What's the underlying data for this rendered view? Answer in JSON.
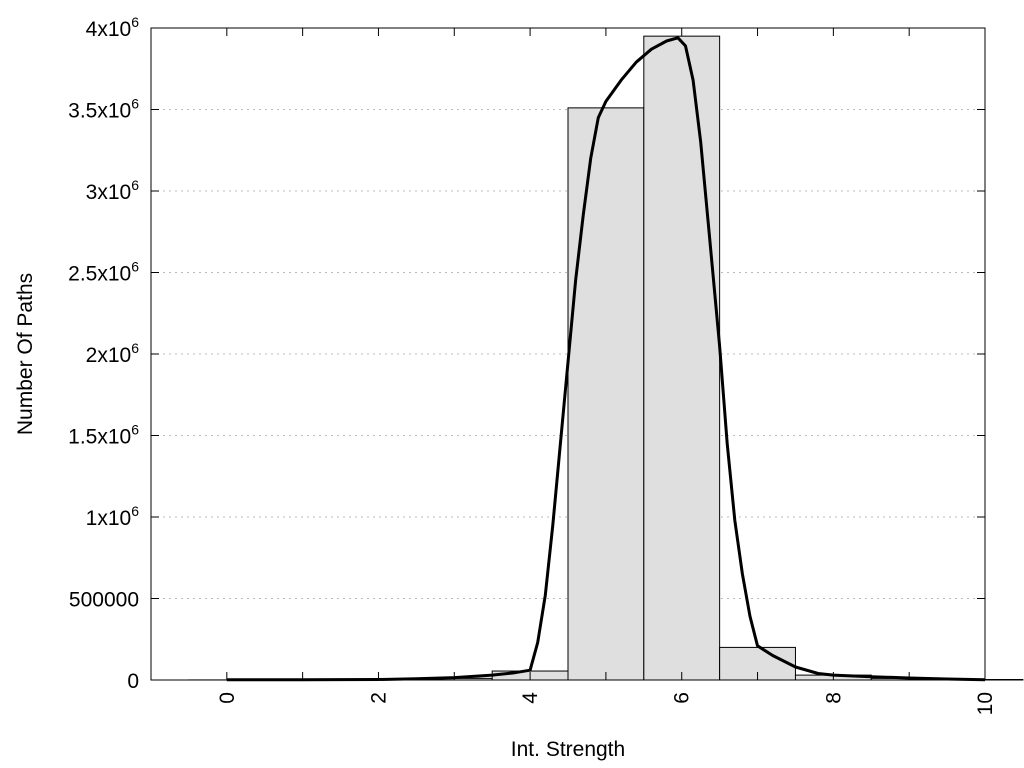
{
  "chart_data": {
    "type": "bar",
    "xlabel": "Int. Strength",
    "ylabel": "Number Of Paths",
    "xlim": [
      -1,
      10
    ],
    "ylim": [
      0,
      4000000
    ],
    "grid": "horizontal dotted",
    "bar_color": "#dfdfdf",
    "line_color": "#000000",
    "x_ticks": [
      {
        "value": 0,
        "label": "0"
      },
      {
        "value": 2,
        "label": "2"
      },
      {
        "value": 4,
        "label": "4"
      },
      {
        "value": 6,
        "label": "6"
      },
      {
        "value": 8,
        "label": "8"
      },
      {
        "value": 10,
        "label": "10"
      }
    ],
    "y_ticks": [
      {
        "value": 0,
        "base": "0",
        "exp": ""
      },
      {
        "value": 500000,
        "base": "500000",
        "exp": ""
      },
      {
        "value": 1000000,
        "base": "1x10",
        "exp": "6"
      },
      {
        "value": 1500000,
        "base": "1.5x10",
        "exp": "6"
      },
      {
        "value": 2000000,
        "base": "2x10",
        "exp": "6"
      },
      {
        "value": 2500000,
        "base": "2.5x10",
        "exp": "6"
      },
      {
        "value": 3000000,
        "base": "3x10",
        "exp": "6"
      },
      {
        "value": 3500000,
        "base": "3.5x10",
        "exp": "6"
      },
      {
        "value": 4000000,
        "base": "4x10",
        "exp": "6"
      }
    ],
    "bars": [
      {
        "x": 0,
        "value": 500
      },
      {
        "x": 1,
        "value": 800
      },
      {
        "x": 2,
        "value": 3000
      },
      {
        "x": 3,
        "value": 10000
      },
      {
        "x": 4,
        "value": 55000
      },
      {
        "x": 5,
        "value": 3510000
      },
      {
        "x": 6,
        "value": 3950000
      },
      {
        "x": 7,
        "value": 200000
      },
      {
        "x": 8,
        "value": 30000
      },
      {
        "x": 9,
        "value": 10000
      },
      {
        "x": 10,
        "value": 3000
      }
    ],
    "series": [
      {
        "type": "line",
        "x": [
          0,
          1,
          2,
          2.5,
          3,
          3.5,
          3.8,
          4.0,
          4.1,
          4.2,
          4.3,
          4.4,
          4.5,
          4.6,
          4.7,
          4.8,
          4.9,
          5.0,
          5.2,
          5.4,
          5.6,
          5.8,
          5.95,
          6.05,
          6.15,
          6.25,
          6.35,
          6.5,
          6.6,
          6.7,
          6.8,
          6.9,
          7.0,
          7.2,
          7.5,
          7.8,
          8.0,
          8.5,
          9.0,
          9.5,
          10.0
        ],
        "y": [
          2000,
          2000,
          3000,
          8000,
          15000,
          30000,
          45000,
          60000,
          230000,
          520000,
          950000,
          1450000,
          1950000,
          2450000,
          2850000,
          3200000,
          3450000,
          3550000,
          3680000,
          3790000,
          3870000,
          3920000,
          3940000,
          3890000,
          3680000,
          3300000,
          2800000,
          2050000,
          1450000,
          980000,
          650000,
          390000,
          210000,
          150000,
          80000,
          40000,
          30000,
          20000,
          12000,
          6000,
          2000
        ]
      }
    ]
  }
}
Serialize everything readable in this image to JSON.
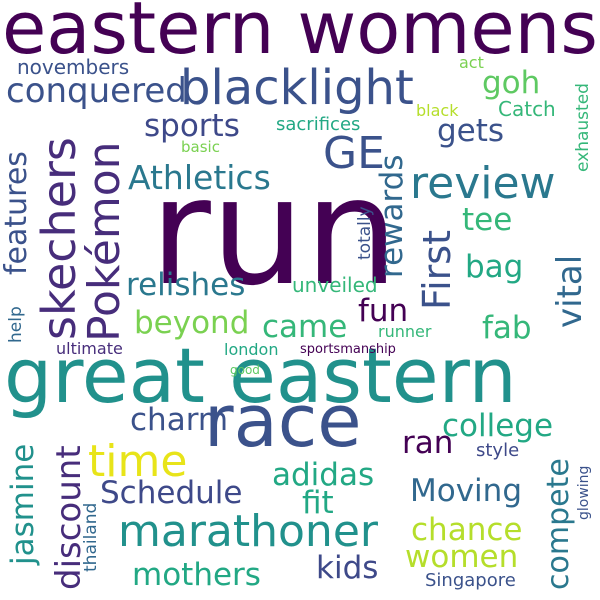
{
  "words": [
    {
      "id": "eastern-womens",
      "text": "eastern womens",
      "color": "#440154"
    },
    {
      "id": "run",
      "text": "run",
      "color": "#440154"
    },
    {
      "id": "great-eastern",
      "text": "great eastern",
      "color": "#21918c"
    },
    {
      "id": "race",
      "text": "race",
      "color": "#3b528b"
    },
    {
      "id": "blacklight",
      "text": "blacklight",
      "color": "#3b528b"
    },
    {
      "id": "marathoner",
      "text": "marathoner",
      "color": "#21918c"
    },
    {
      "id": "review",
      "text": "review",
      "color": "#2a788e"
    },
    {
      "id": "skechers",
      "text": "skechers",
      "color": "#472d7b"
    },
    {
      "id": "pokemon",
      "text": "Pokémon",
      "color": "#472d7b"
    },
    {
      "id": "ge",
      "text": "GE",
      "color": "#3b528b"
    },
    {
      "id": "time",
      "text": "time",
      "color": "#e8e419"
    },
    {
      "id": "conquered",
      "text": "conquered",
      "color": "#3b528b"
    },
    {
      "id": "athletics",
      "text": "Athletics",
      "color": "#2a788e"
    },
    {
      "id": "relishes",
      "text": "relishes",
      "color": "#2a788e"
    },
    {
      "id": "sports",
      "text": "sports",
      "color": "#3e4989"
    },
    {
      "id": "gets",
      "text": "gets",
      "color": "#3b528b"
    },
    {
      "id": "goh",
      "text": "goh",
      "color": "#5ec962"
    },
    {
      "id": "features",
      "text": "features",
      "color": "#3b528b"
    },
    {
      "id": "rewards",
      "text": "rewards",
      "color": "#31688e"
    },
    {
      "id": "first",
      "text": "First",
      "color": "#3b528b"
    },
    {
      "id": "tee",
      "text": "tee",
      "color": "#35b779"
    },
    {
      "id": "bag",
      "text": "bag",
      "color": "#22a884"
    },
    {
      "id": "vital",
      "text": "vital",
      "color": "#31688e"
    },
    {
      "id": "beyond",
      "text": "beyond",
      "color": "#7ad151"
    },
    {
      "id": "came",
      "text": "came",
      "color": "#35b779"
    },
    {
      "id": "fun",
      "text": "fun",
      "color": "#440154"
    },
    {
      "id": "fab",
      "text": "fab",
      "color": "#35b779"
    },
    {
      "id": "unveiled",
      "text": "unveiled",
      "color": "#35b779"
    },
    {
      "id": "charm",
      "text": "charm",
      "color": "#3b528b"
    },
    {
      "id": "college",
      "text": "college",
      "color": "#22a884"
    },
    {
      "id": "discount",
      "text": "discount",
      "color": "#472d7b"
    },
    {
      "id": "jasmine",
      "text": "jasmine",
      "color": "#21918c"
    },
    {
      "id": "adidas",
      "text": "adidas",
      "color": "#22a884"
    },
    {
      "id": "fit",
      "text": "fit",
      "color": "#22a884"
    },
    {
      "id": "ran",
      "text": "ran",
      "color": "#440154"
    },
    {
      "id": "schedule",
      "text": "Schedule",
      "color": "#3e4989"
    },
    {
      "id": "moving",
      "text": "Moving",
      "color": "#31688e"
    },
    {
      "id": "compete",
      "text": "compete",
      "color": "#2a788e"
    },
    {
      "id": "chance",
      "text": "chance",
      "color": "#b5de2b"
    },
    {
      "id": "women",
      "text": "women",
      "color": "#b5de2b"
    },
    {
      "id": "mothers",
      "text": "mothers",
      "color": "#22a884"
    },
    {
      "id": "kids",
      "text": "kids",
      "color": "#3e4989"
    },
    {
      "id": "style",
      "text": "style",
      "color": "#3e4989"
    },
    {
      "id": "novembers",
      "text": "novembers",
      "color": "#3b528b"
    },
    {
      "id": "act",
      "text": "act",
      "color": "#7ad151"
    },
    {
      "id": "black",
      "text": "black",
      "color": "#b5de2b"
    },
    {
      "id": "catch",
      "text": "Catch",
      "color": "#35b779"
    },
    {
      "id": "sacrifices",
      "text": "sacrifices",
      "color": "#22a884"
    },
    {
      "id": "basic",
      "text": "basic",
      "color": "#7ad151"
    },
    {
      "id": "exhausted",
      "text": "exhausted",
      "color": "#35b779"
    },
    {
      "id": "totally",
      "text": "totally",
      "color": "#3b528b"
    },
    {
      "id": "help",
      "text": "help",
      "color": "#31688e"
    },
    {
      "id": "runner",
      "text": "runner",
      "color": "#35b779"
    },
    {
      "id": "ultimate",
      "text": "ultimate",
      "color": "#472d7b"
    },
    {
      "id": "london",
      "text": "london",
      "color": "#22a884"
    },
    {
      "id": "sportsmanship",
      "text": "sportsmanship",
      "color": "#440154"
    },
    {
      "id": "good",
      "text": "good",
      "color": "#5ec962"
    },
    {
      "id": "glowing",
      "text": "glowing",
      "color": "#3b528b"
    },
    {
      "id": "thailand",
      "text": "thailand",
      "color": "#31688e"
    },
    {
      "id": "singapore",
      "text": "Singapore",
      "color": "#3b528b"
    }
  ]
}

..........

Exercise aim »
Pull out every line holding "JSON" from the records above, and copy it.

Answer to the exercise »
What's the underlying data for this rendered view? Answer in JSON.
Serialize everything readable in this image to JSON.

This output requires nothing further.